[Start RECORDS FOR THE EXERCISE]
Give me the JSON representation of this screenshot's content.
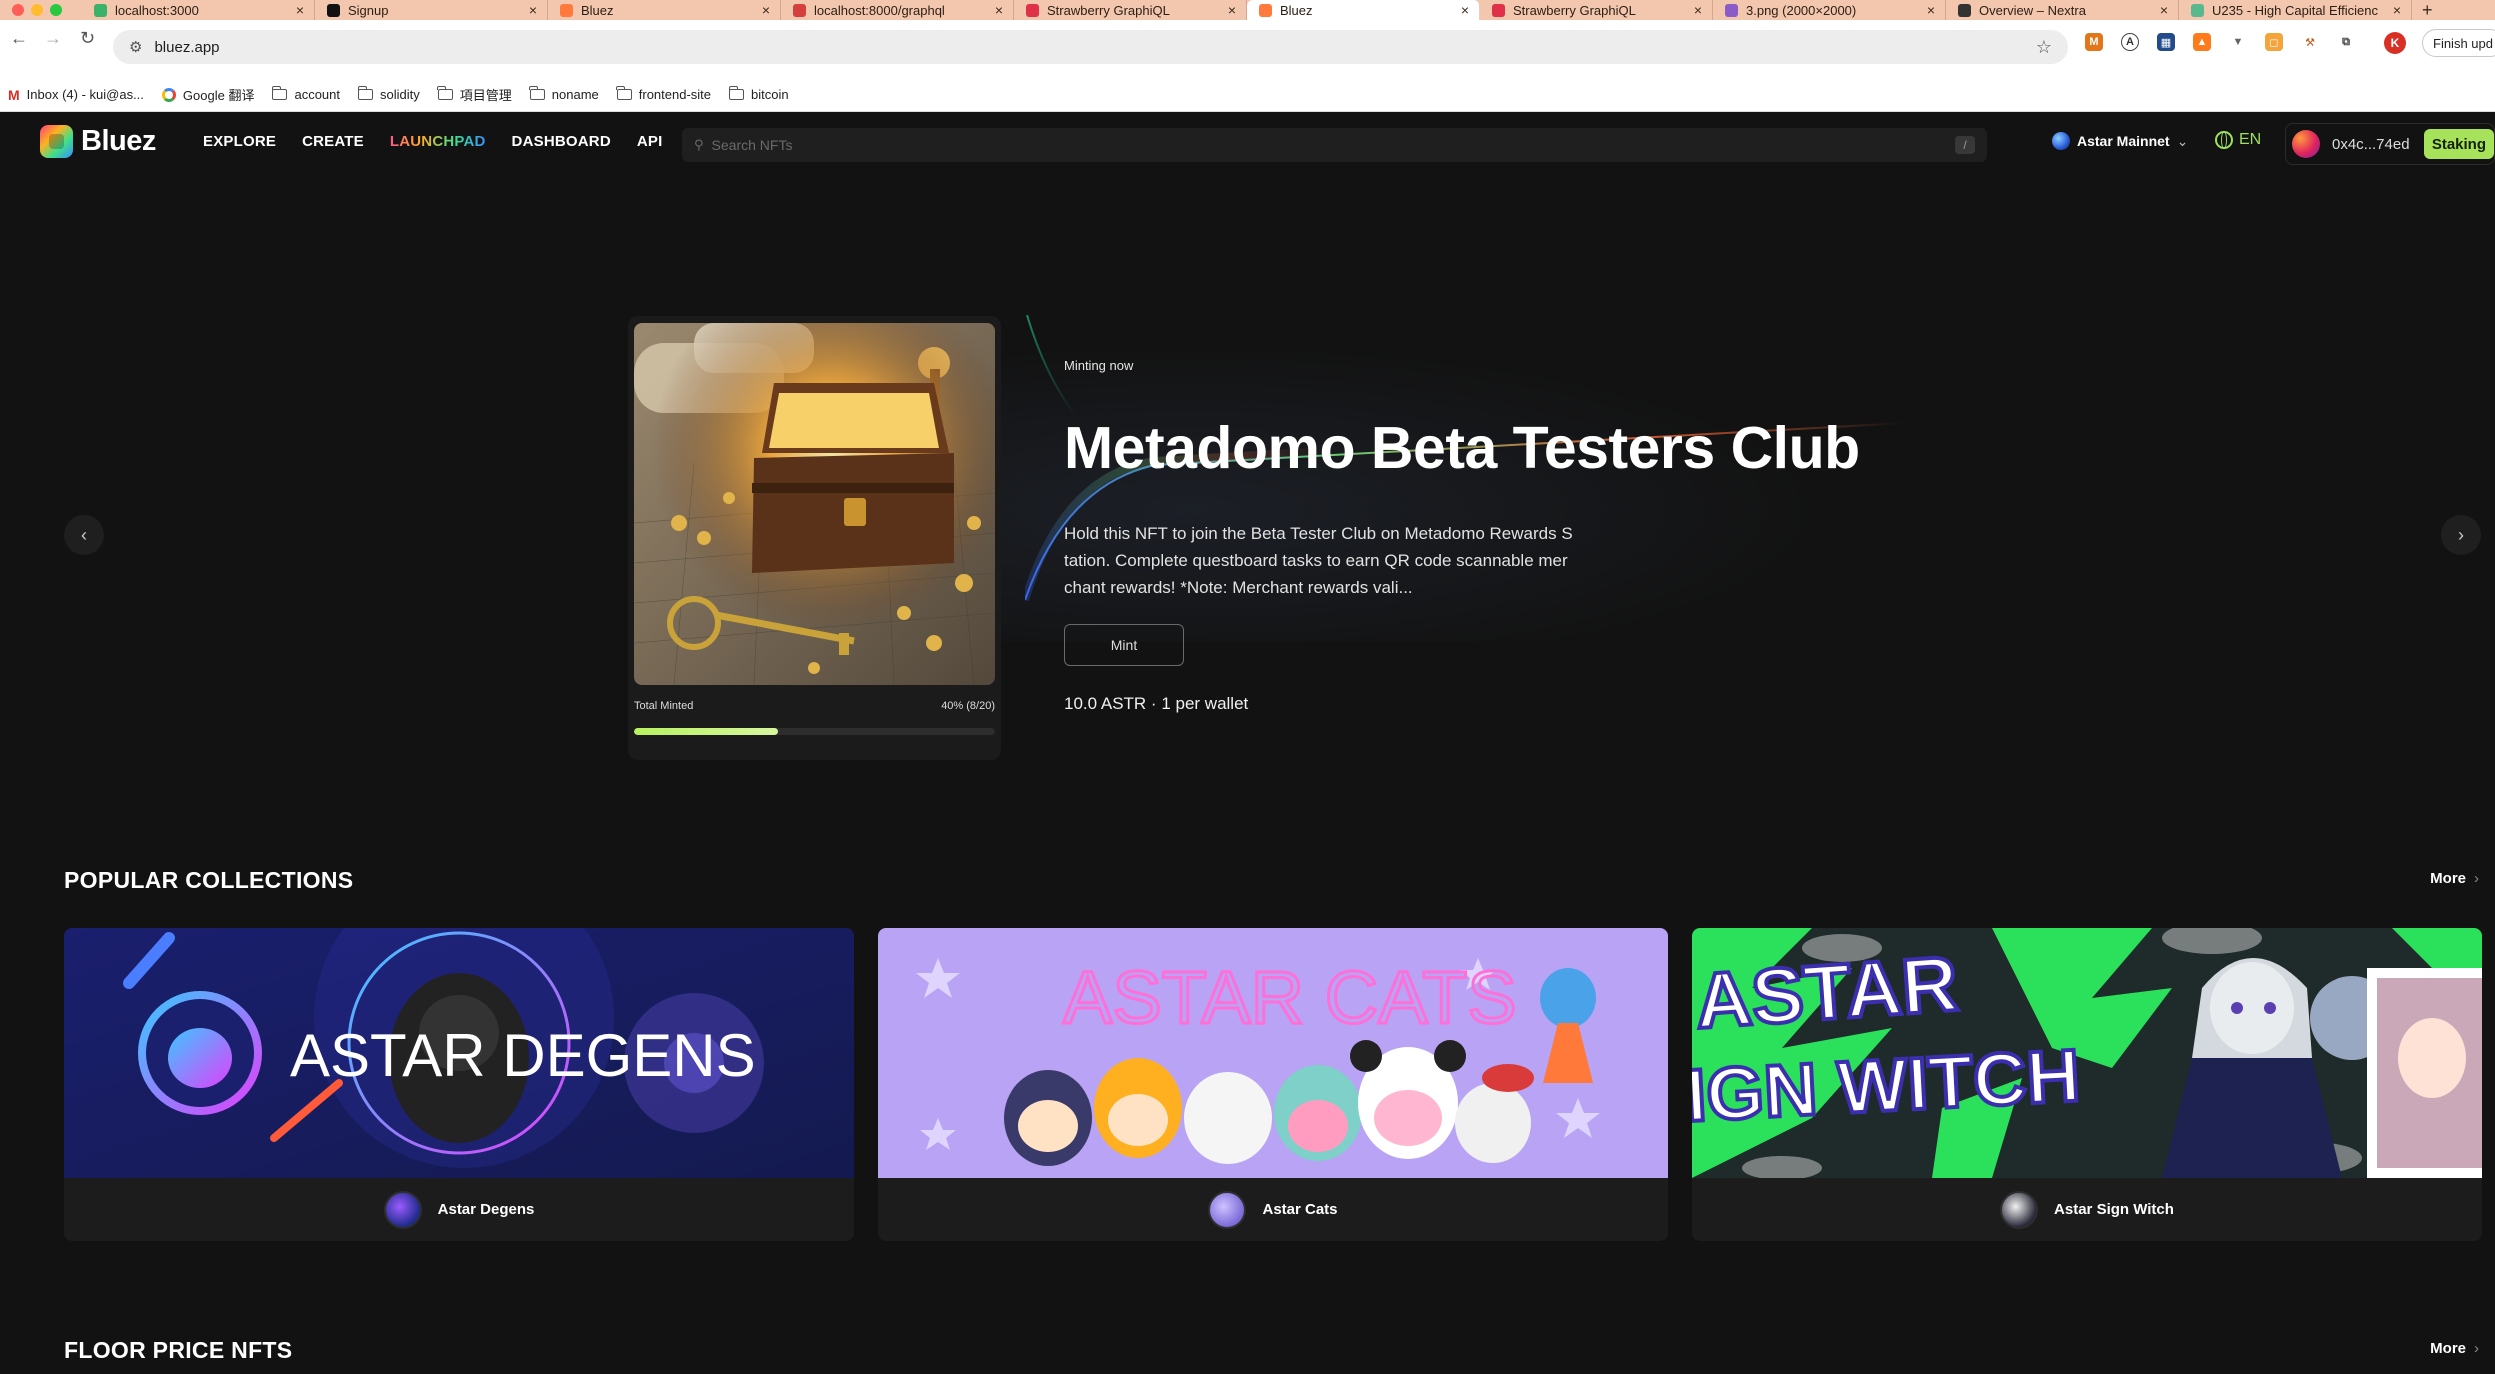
{
  "browser": {
    "tabs": [
      {
        "title": "localhost:3000",
        "active": false,
        "color": "#3ab26a"
      },
      {
        "title": "Signup",
        "active": false,
        "color": "#111111"
      },
      {
        "title": "Bluez",
        "active": false,
        "color": "#ff7a3c"
      },
      {
        "title": "localhost:8000/graphql",
        "active": false,
        "color": "#d6403c"
      },
      {
        "title": "Strawberry GraphiQL",
        "active": false,
        "color": "#e0314a"
      },
      {
        "title": "Bluez",
        "active": true,
        "color": "#ff7a3c"
      },
      {
        "title": "Strawberry GraphiQL",
        "active": false,
        "color": "#e0314a"
      },
      {
        "title": "3.png (2000×2000)",
        "active": false,
        "color": "#8a5cc7"
      },
      {
        "title": "Overview – Nextra",
        "active": false,
        "color": "#333333"
      },
      {
        "title": "U235 - High Capital Efficienc",
        "active": false,
        "color": "#5ab88f"
      }
    ],
    "url": "bluez.app",
    "finish_update": "Finish upd",
    "profile_initial": "K",
    "bookmarks": [
      {
        "label": "Inbox (4) - kui@as...",
        "icon": "gmail-icon"
      },
      {
        "label": "Google 翻译",
        "icon": "google-icon"
      },
      {
        "label": "account",
        "icon": "folder-icon"
      },
      {
        "label": "solidity",
        "icon": "folder-icon"
      },
      {
        "label": "項目管理",
        "icon": "folder-icon"
      },
      {
        "label": "noname",
        "icon": "folder-icon"
      },
      {
        "label": "frontend-site",
        "icon": "folder-icon"
      },
      {
        "label": "bitcoin",
        "icon": "folder-icon"
      }
    ]
  },
  "site": {
    "logo": "Bluez",
    "menu": [
      "EXPLORE",
      "CREATE",
      "LAUNCHPAD",
      "DASHBOARD",
      "API"
    ],
    "search_placeholder": "Search NFTs",
    "search_shortcut": "/",
    "network": "Astar Mainnet",
    "language": "EN",
    "wallet_address": "0x4c...74ed",
    "staking_label": "Staking"
  },
  "hero": {
    "eyebrow": "Minting now",
    "title": "Metadomo Beta Testers Club",
    "description": "Hold this NFT to join the Beta Tester Club on Metadomo Rewards Station. Complete questboard tasks to earn QR code scannable merchant rewards! *Note: Merchant rewards vali...",
    "mint_label": "Mint",
    "price": "10.0 ASTR · 1 per wallet",
    "total_minted_label": "Total Minted",
    "minted_pct_label": "40% (8/20)",
    "minted_fraction": 0.4,
    "prev_icon": "chevron-left-icon",
    "next_icon": "chevron-right-icon"
  },
  "popular": {
    "title": "POPULAR COLLECTIONS",
    "more": "More",
    "collections": [
      {
        "name": "Astar Degens",
        "banner_text": "ASTAR DEGENS"
      },
      {
        "name": "Astar Cats",
        "banner_text": "ASTAR CATS"
      },
      {
        "name": "Astar Sign Witch",
        "banner_text": "ASTAR\nIGN WITCH"
      }
    ]
  },
  "floor": {
    "title": "FLOOR PRICE NFTS",
    "more": "More"
  },
  "colors": {
    "accent_green": "#a6e25a",
    "background": "#121212",
    "tabstrip": "#f3c6ae"
  }
}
[End RECORDS FOR THE EXERCISE]
*WHAT YOU SHOULD DO*: Show the lines of the records that contain the word "Beta".

*ANSWER TO THE PROBLEM*:
    "title": "Metadomo Beta Testers Club",
    "description": "Hold this NFT to join the Beta Tester Club on Metadomo Rewards Station. Complete questboard tasks to earn QR code scannable merchant rewards! *Note: Merchant rewards vali...",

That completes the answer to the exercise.